# Closed form expression for $\psi_{e^{\pi}}^{(3)}(1-i)$

Let $$\psi_q(z)$$ be the q-DiGamma function defined for a real variable $$\Re(z)>0$$ as $$\psi_q(z)=\frac{1}{\Gamma_q(z)}\frac{\partial}{\partial z} (\Gamma_q(z))$$ where $$\Gamma_q(z)$$ is the q-Gamma function defined as $$\Gamma_q(z)=(1-q)^{1-z}\prod_{n=0}^{\infty}\frac{1-q^{n+1}}{1-q^{n+z}}$$

Question I am looking for a closed form for $$\psi_{e^{\pi}}^{(3)}(1-i)$$ where $$i=\sqrt{-1}$$

Here is a beautiful answer for calculating $$\psi_{e^{\pi}}^{(3)}(1)$$

Wolfram Alpha gives the expansion at $$x=\infty$$:

$$\psi_x^{(3)}(1)=\ln^4(x)\left(x^{-1}+9x^{-2}+\dots\right)$$

and these match Oeis A$$001158$$ with divisor $$\sigma_v(n)$$ and various theta functions after plugging the sum back in here. Use $$\vartheta_v(0,x)=\vartheta_v(x)$$:

$$\psi_x^{(3)}(1)=\ln^4(x)\sum_{n=1}^\infty\frac{\sigma_3(n)}{x^n}=\frac{\ln^4(x)}{480}\left(\vartheta_2\left(\frac1{\sqrt x}\right)^8+ \vartheta_3\left(\frac1{\sqrt x}\right)^8+ \vartheta_4\left(\frac1{\sqrt x}\right)^8-2\right)$$

Therefore:

$$\psi_{e^\pi}^{(3)}(1)=\frac{\pi^4}{480}\left(\vartheta_2^8\left(e^{-\frac\pi2}\right)+ \vartheta_3^8\left(e^{-\frac\pi2}\right)+ \vartheta_4^8\left(e^{-\frac\pi2}\right)-2\right)$$

Clicking “more digits” here shows a smaller error each time implying the result is true.

--

- THE REQUEST: According to the q-digamma post, what indicates that the theta-function expression for $\psi_{e^\pi}^{(3)}(1)$ is true? Answer in one to three sentences.

--

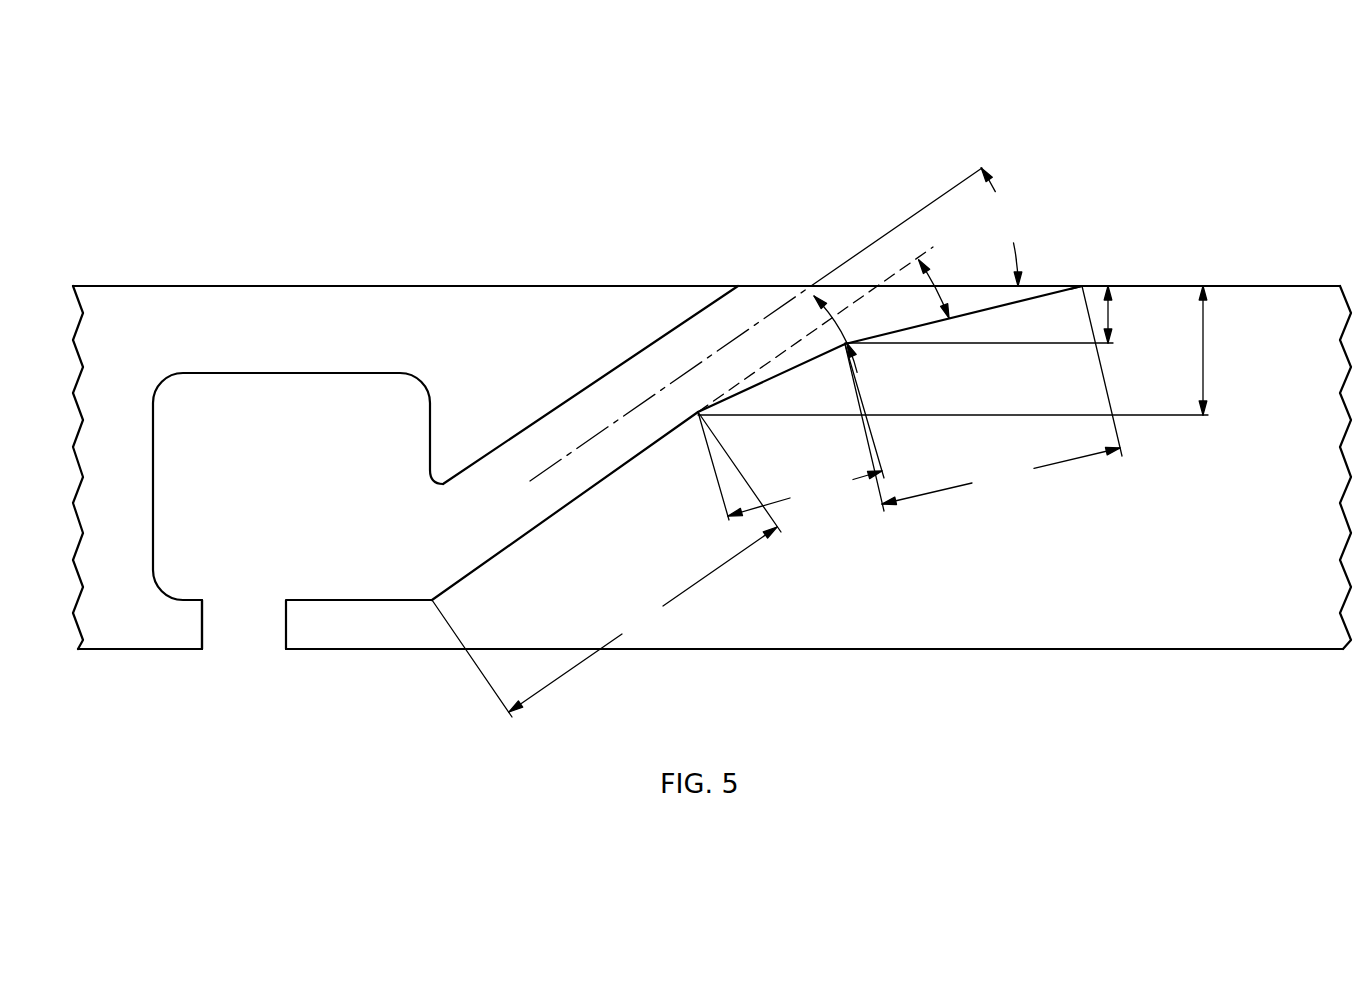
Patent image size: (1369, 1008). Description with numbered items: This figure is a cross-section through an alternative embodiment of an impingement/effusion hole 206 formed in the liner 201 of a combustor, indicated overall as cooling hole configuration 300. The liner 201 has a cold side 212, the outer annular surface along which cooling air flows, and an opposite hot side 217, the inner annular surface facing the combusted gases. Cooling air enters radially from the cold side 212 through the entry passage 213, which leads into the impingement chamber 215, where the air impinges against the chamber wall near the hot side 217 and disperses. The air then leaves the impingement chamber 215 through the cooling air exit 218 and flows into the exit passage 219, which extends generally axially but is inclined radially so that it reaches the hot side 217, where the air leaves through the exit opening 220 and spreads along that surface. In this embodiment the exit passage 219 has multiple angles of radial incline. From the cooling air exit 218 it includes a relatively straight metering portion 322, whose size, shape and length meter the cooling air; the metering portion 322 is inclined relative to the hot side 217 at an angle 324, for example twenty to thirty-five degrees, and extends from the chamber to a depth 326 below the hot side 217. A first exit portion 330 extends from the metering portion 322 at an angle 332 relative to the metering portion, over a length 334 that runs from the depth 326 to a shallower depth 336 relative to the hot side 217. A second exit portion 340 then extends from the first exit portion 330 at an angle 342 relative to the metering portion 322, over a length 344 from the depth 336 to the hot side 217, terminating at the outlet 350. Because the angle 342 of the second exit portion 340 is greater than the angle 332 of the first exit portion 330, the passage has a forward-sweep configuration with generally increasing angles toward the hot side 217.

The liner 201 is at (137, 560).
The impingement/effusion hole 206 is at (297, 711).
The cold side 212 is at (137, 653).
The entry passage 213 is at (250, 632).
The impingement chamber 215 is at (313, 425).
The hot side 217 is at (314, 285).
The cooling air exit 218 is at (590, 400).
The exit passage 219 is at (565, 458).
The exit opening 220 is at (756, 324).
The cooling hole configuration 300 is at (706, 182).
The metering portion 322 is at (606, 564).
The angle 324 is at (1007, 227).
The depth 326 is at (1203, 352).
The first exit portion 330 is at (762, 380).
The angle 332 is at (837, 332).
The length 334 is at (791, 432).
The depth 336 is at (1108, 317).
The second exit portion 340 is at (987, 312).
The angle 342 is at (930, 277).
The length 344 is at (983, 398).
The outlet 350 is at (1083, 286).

--

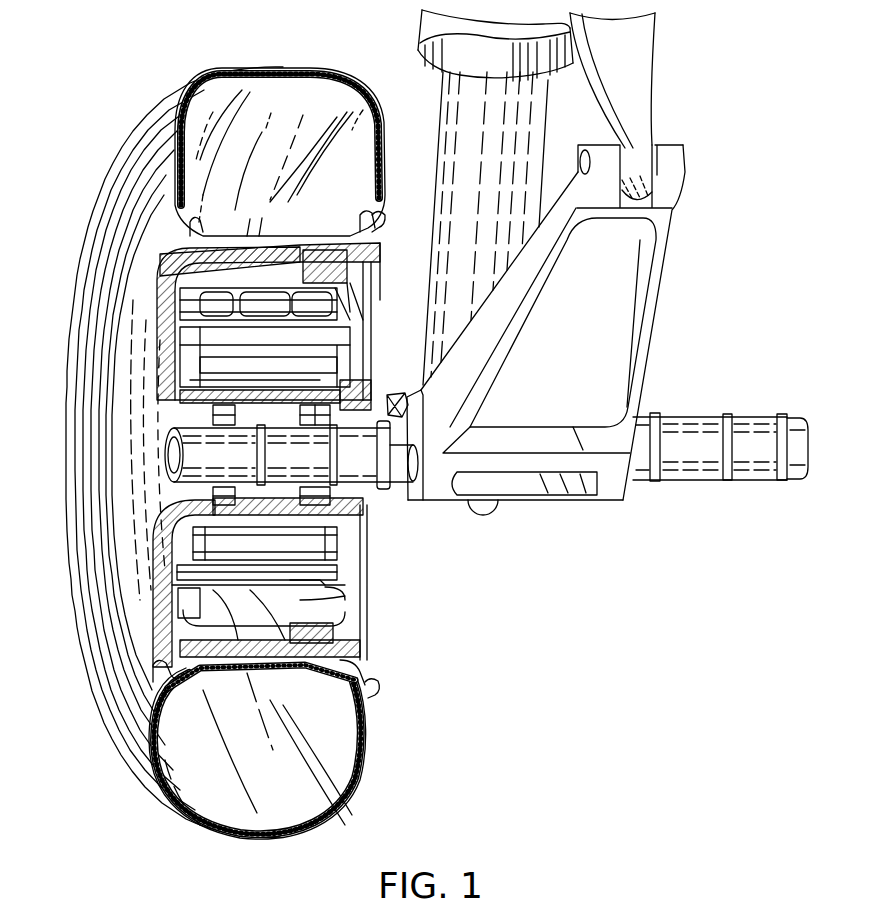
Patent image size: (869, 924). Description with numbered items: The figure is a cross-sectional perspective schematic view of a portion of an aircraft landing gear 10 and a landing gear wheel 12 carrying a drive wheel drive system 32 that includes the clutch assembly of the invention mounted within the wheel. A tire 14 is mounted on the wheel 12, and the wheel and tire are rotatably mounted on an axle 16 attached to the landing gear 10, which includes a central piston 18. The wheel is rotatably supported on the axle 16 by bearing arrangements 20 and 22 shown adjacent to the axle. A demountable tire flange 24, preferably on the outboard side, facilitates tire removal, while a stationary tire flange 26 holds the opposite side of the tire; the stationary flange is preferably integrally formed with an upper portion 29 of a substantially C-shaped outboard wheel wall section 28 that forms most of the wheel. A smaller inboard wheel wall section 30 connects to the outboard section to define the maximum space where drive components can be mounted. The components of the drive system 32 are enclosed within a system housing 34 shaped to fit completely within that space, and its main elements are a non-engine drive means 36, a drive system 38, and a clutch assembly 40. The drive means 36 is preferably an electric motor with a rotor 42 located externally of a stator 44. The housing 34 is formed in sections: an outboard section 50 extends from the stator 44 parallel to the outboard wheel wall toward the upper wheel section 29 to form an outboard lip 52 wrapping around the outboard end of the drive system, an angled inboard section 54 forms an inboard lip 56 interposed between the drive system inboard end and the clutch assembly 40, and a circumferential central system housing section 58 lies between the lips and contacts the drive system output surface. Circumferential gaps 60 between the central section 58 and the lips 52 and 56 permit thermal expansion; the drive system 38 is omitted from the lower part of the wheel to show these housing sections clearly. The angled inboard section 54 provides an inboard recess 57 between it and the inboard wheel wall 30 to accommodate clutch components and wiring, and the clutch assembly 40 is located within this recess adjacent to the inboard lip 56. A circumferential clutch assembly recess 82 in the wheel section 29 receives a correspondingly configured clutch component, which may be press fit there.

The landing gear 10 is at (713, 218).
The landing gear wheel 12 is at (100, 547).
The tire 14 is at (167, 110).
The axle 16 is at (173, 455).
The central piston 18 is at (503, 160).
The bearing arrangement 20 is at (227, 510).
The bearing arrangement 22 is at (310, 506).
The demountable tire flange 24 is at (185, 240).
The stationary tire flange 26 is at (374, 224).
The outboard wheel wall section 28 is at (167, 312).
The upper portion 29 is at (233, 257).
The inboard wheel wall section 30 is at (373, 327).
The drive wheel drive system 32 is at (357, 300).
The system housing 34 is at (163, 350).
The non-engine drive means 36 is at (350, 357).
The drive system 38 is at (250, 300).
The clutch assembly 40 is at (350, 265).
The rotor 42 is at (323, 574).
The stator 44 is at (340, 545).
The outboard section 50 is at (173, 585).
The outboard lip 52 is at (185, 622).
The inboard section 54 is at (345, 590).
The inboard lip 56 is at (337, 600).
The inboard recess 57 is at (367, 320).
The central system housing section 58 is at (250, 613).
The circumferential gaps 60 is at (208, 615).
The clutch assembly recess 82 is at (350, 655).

--

- TASK ANSWER: Clicking "more digits" shows a smaller error each time. This is taken to imply that the expression for $\psi_{e^\pi}^{(3)}(1)$ is true.